Stored entries:
---
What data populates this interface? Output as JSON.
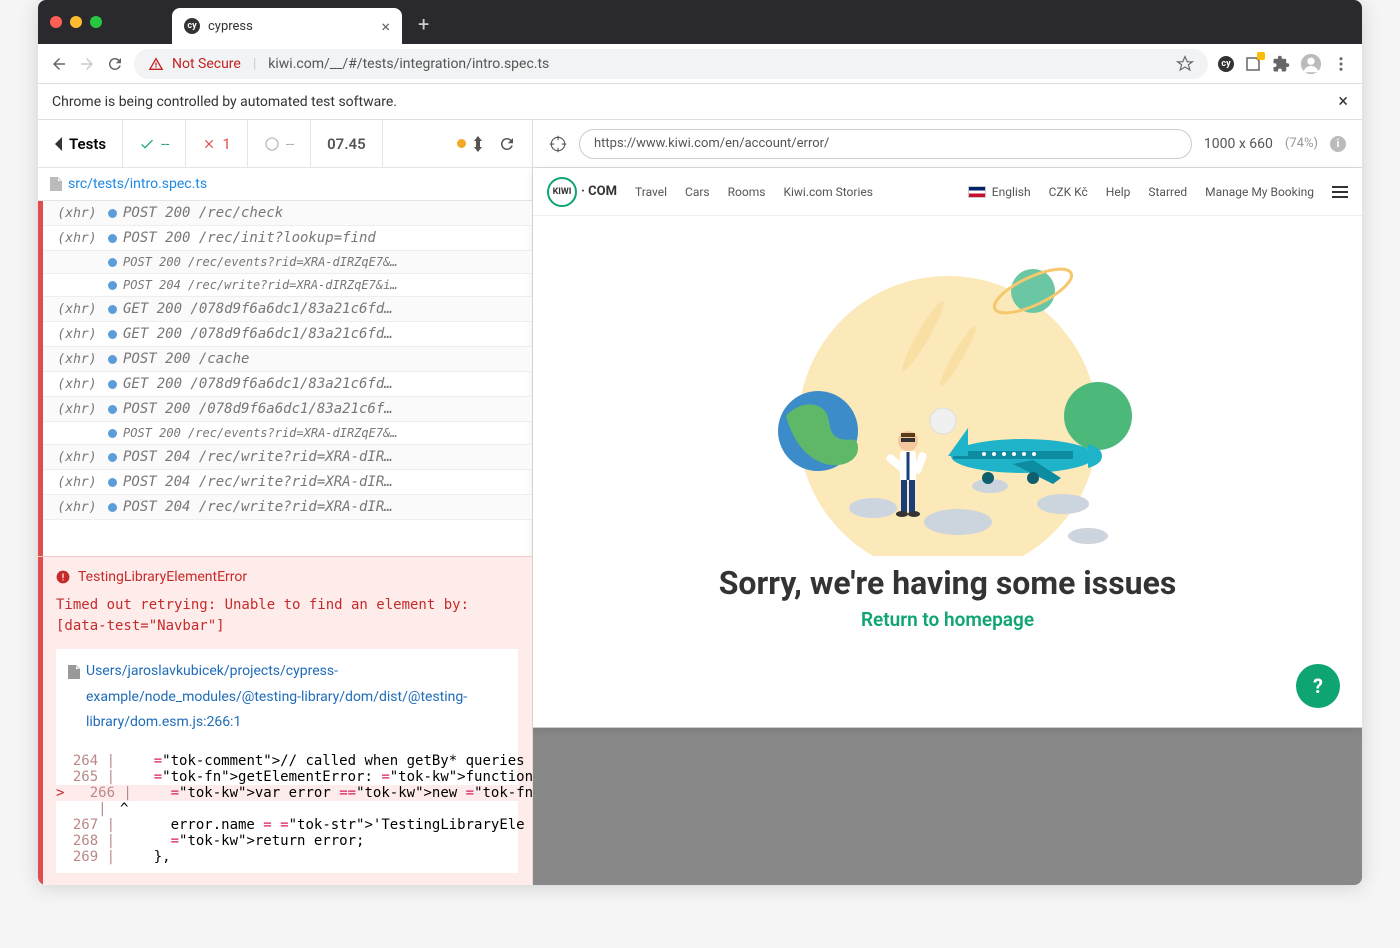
{
  "browser": {
    "tab_title": "cypress",
    "tab_favicon_text": "cy",
    "new_tab_symbol": "+",
    "close_symbol": "×",
    "url_prefix_warning": "Not Secure",
    "url": "kiwi.com/__/#/tests/integration/intro.spec.ts",
    "info_bar": "Chrome is being controlled by automated test software."
  },
  "cypress": {
    "back_label": "Tests",
    "passed": "--",
    "failed": "1",
    "pending": "--",
    "duration": "07.45",
    "spec_file": "src/tests/intro.spec.ts",
    "logs": [
      {
        "tag": "(xhr)",
        "text": "POST 200 /rec/check",
        "small": false
      },
      {
        "tag": "(xhr)",
        "text": "POST 200 /rec/init?lookup=find",
        "small": false
      },
      {
        "tag": "",
        "text": "POST 200 /rec/events?rid=XRA-dIRZqE7&…",
        "small": true
      },
      {
        "tag": "",
        "text": "POST 204 /rec/write?rid=XRA-dIRZqE7&i…",
        "small": true
      },
      {
        "tag": "(xhr)",
        "text": "GET 200 /078d9f6a6dc1/83a21c6fd…",
        "small": false
      },
      {
        "tag": "(xhr)",
        "text": "GET 200 /078d9f6a6dc1/83a21c6fd…",
        "small": false
      },
      {
        "tag": "(xhr)",
        "text": "POST 200 /cache",
        "small": false
      },
      {
        "tag": "(xhr)",
        "text": "GET 200 /078d9f6a6dc1/83a21c6fd…",
        "small": false
      },
      {
        "tag": "(xhr)",
        "text": "POST 200 /078d9f6a6dc1/83a21c6f…",
        "small": false
      },
      {
        "tag": "",
        "text": "POST 200 /rec/events?rid=XRA-dIRZqE7&…",
        "small": true
      },
      {
        "tag": "(xhr)",
        "text": "POST 204 /rec/write?rid=XRA-dIR…",
        "small": false
      },
      {
        "tag": "(xhr)",
        "text": "POST 204 /rec/write?rid=XRA-dIR…",
        "small": false
      },
      {
        "tag": "(xhr)",
        "text": "POST 204 /rec/write?rid=XRA-dIR…",
        "small": false
      }
    ],
    "error": {
      "name": "TestingLibraryElementError",
      "message": "Timed out retrying: Unable to find an element by: [data-test=\"Navbar\"]",
      "file": "Users/jaroslavkubicek/projects/cypress-example/node_modules/@testing-library/dom/dist/@testing-library/dom.esm.js:266:1",
      "code": [
        {
          "n": "264",
          "g": " | ",
          "c": "    // called when getBy* queries fai"
        },
        {
          "n": "265",
          "g": " | ",
          "c": "    getElementError: function getElem"
        },
        {
          "n": "266",
          "g": " | ",
          "c": "      var error = new Error([message,",
          "active": true
        },
        {
          "n": "",
          "g": " | ",
          "c": "^"
        },
        {
          "n": "267",
          "g": " | ",
          "c": "      error.name = 'TestingLibraryEle"
        },
        {
          "n": "268",
          "g": " | ",
          "c": "      return error;"
        },
        {
          "n": "269",
          "g": " | ",
          "c": "    },"
        }
      ]
    }
  },
  "preview": {
    "aut_url": "https://www.kiwi.com/en/account/error/",
    "dims": "1000 x 660",
    "pct": "(74%)",
    "nav": {
      "brand_inner": "KIWI",
      "brand_suffix": "· COM",
      "items": [
        "Travel",
        "Cars",
        "Rooms",
        "Kiwi.com Stories"
      ],
      "right": [
        "English",
        "CZK Kč",
        "Help",
        "Starred",
        "Manage My Booking"
      ]
    },
    "error_title": "Sorry, we're having some issues",
    "error_link": "Return to homepage",
    "help_symbol": "?"
  }
}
---
▶ [Task description] Repeat each entry precisely as it appears. Leave the pictures out.

▶ [Right answer]
What data populates this interface? Output as JSON.
{
  "browser": {
    "tab_title": "cypress",
    "tab_favicon_text": "cy",
    "new_tab_symbol": "+",
    "close_symbol": "×",
    "url_prefix_warning": "Not Secure",
    "url": "kiwi.com/__/#/tests/integration/intro.spec.ts",
    "info_bar": "Chrome is being controlled by automated test software."
  },
  "cypress": {
    "back_label": "Tests",
    "passed": "--",
    "failed": "1",
    "pending": "--",
    "duration": "07.45",
    "spec_file": "src/tests/intro.spec.ts",
    "logs": [
      {
        "tag": "(xhr)",
        "text": "POST 200 /rec/check",
        "small": false
      },
      {
        "tag": "(xhr)",
        "text": "POST 200 /rec/init?lookup=find",
        "small": false
      },
      {
        "tag": "",
        "text": "POST 200 /rec/events?rid=XRA-dIRZqE7&…",
        "small": true
      },
      {
        "tag": "",
        "text": "POST 204 /rec/write?rid=XRA-dIRZqE7&i…",
        "small": true
      },
      {
        "tag": "(xhr)",
        "text": "GET 200 /078d9f6a6dc1/83a21c6fd…",
        "small": false
      },
      {
        "tag": "(xhr)",
        "text": "GET 200 /078d9f6a6dc1/83a21c6fd…",
        "small": false
      },
      {
        "tag": "(xhr)",
        "text": "POST 200 /cache",
        "small": false
      },
      {
        "tag": "(xhr)",
        "text": "GET 200 /078d9f6a6dc1/83a21c6fd…",
        "small": false
      },
      {
        "tag": "(xhr)",
        "text": "POST 200 /078d9f6a6dc1/83a21c6f…",
        "small": false
      },
      {
        "tag": "",
        "text": "POST 200 /rec/events?rid=XRA-dIRZqE7&…",
        "small": true
      },
      {
        "tag": "(xhr)",
        "text": "POST 204 /rec/write?rid=XRA-dIR…",
        "small": false
      },
      {
        "tag": "(xhr)",
        "text": "POST 204 /rec/write?rid=XRA-dIR…",
        "small": false
      },
      {
        "tag": "(xhr)",
        "text": "POST 204 /rec/write?rid=XRA-dIR…",
        "small": false
      }
    ],
    "error": {
      "name": "TestingLibraryElementError",
      "message": "Timed out retrying: Unable to find an element by: [data-test=\"Navbar\"]",
      "file": "Users/jaroslavkubicek/projects/cypress-example/node_modules/@testing-library/dom/dist/@testing-library/dom.esm.js:266:1",
      "code": [
        {
          "n": "264",
          "g": " | ",
          "c": "    // called when getBy* queries fai"
        },
        {
          "n": "265",
          "g": " | ",
          "c": "    getElementError: function getElem"
        },
        {
          "n": "266",
          "g": " | ",
          "c": "      var error = new Error([message,",
          "active": true
        },
        {
          "n": "",
          "g": " | ",
          "c": "^"
        },
        {
          "n": "267",
          "g": " | ",
          "c": "      error.name = 'TestingLibraryEle"
        },
        {
          "n": "268",
          "g": " | ",
          "c": "      return error;"
        },
        {
          "n": "269",
          "g": " | ",
          "c": "    },"
        }
      ]
    }
  },
  "preview": {
    "aut_url": "https://www.kiwi.com/en/account/error/",
    "dims": "1000 x 660",
    "pct": "(74%)",
    "nav": {
      "brand_inner": "KIWI",
      "brand_suffix": "· COM",
      "items": [
        "Travel",
        "Cars",
        "Rooms",
        "Kiwi.com Stories"
      ],
      "right": [
        "English",
        "CZK Kč",
        "Help",
        "Starred",
        "Manage My Booking"
      ]
    },
    "error_title": "Sorry, we're having some issues",
    "error_link": "Return to homepage",
    "help_symbol": "?"
  }
}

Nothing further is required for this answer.